- _WORK TO DO_:
Tally up how many lines in the listing below contain the string "vous", and give only the total.

Collection entries
▼▼▼

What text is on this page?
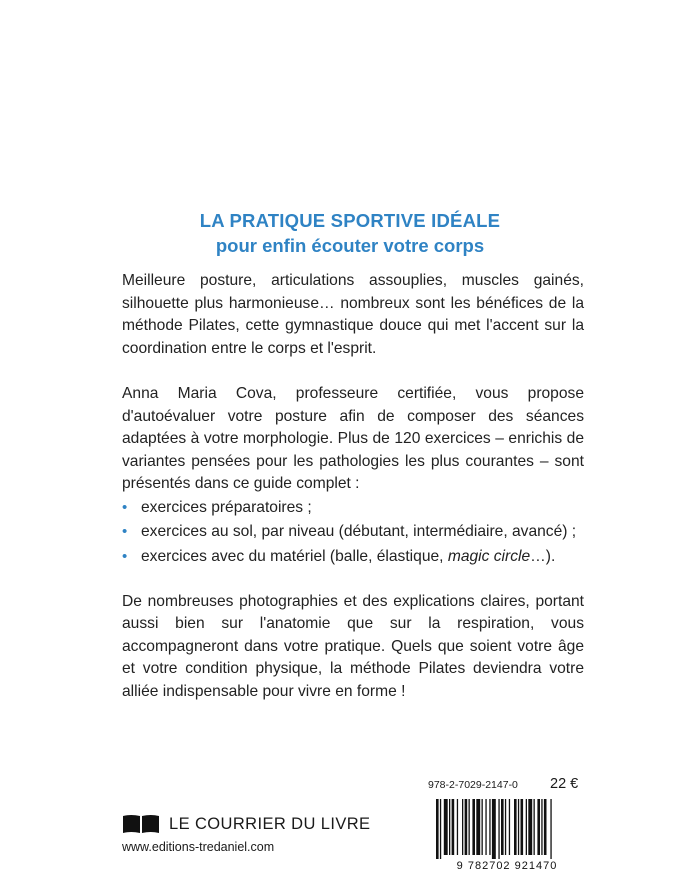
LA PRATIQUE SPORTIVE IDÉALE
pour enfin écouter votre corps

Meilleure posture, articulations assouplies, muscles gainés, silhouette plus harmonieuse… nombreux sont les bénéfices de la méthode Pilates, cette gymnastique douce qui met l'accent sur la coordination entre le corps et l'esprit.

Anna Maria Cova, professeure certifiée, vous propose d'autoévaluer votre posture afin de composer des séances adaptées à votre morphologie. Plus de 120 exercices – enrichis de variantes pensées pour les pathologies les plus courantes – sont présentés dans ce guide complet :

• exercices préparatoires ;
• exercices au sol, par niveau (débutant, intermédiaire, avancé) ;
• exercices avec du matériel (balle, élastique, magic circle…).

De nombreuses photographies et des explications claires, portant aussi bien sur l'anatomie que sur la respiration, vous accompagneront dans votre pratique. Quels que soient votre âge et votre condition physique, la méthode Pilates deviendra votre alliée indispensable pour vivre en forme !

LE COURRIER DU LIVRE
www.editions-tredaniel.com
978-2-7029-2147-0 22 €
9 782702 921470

▲▲▲
▼▼▼

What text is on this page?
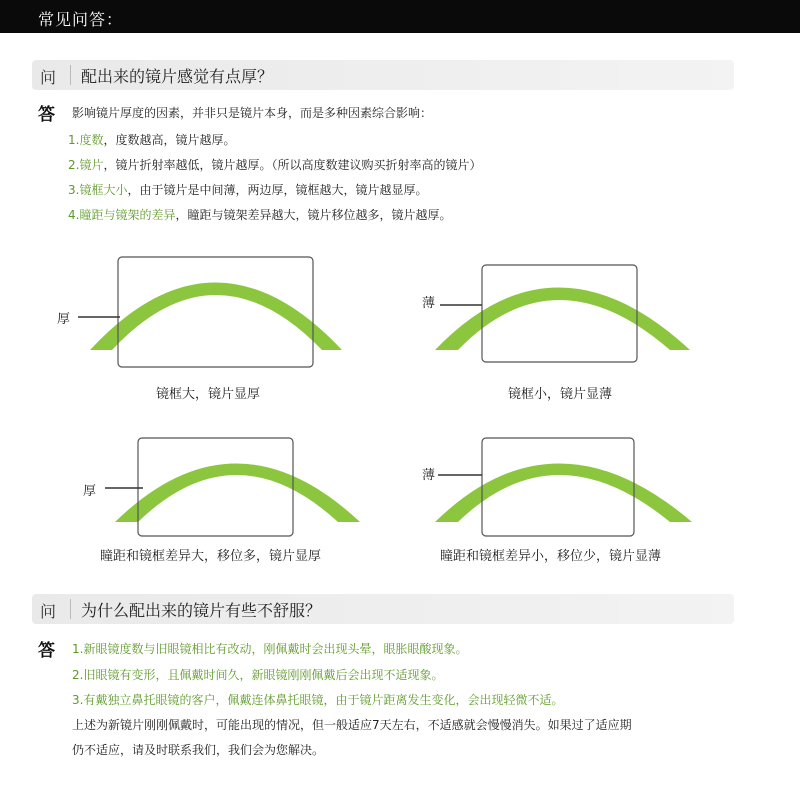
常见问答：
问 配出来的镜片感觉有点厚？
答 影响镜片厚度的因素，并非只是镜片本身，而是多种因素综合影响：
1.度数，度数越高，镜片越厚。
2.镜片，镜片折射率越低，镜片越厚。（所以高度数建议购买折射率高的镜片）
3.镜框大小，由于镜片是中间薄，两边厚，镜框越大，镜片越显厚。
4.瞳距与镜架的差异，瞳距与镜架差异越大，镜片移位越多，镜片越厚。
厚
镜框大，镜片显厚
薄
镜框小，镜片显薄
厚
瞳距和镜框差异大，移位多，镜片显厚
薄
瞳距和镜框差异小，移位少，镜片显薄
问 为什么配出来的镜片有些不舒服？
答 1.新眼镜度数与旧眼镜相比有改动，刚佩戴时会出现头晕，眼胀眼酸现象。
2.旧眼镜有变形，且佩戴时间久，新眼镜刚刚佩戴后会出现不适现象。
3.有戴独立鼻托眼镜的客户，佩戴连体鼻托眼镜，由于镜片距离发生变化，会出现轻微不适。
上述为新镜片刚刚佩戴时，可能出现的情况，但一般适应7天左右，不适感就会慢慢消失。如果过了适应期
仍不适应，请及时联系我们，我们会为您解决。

▲▲▲

- _RESULT FOR THIS EXERCISE_:
2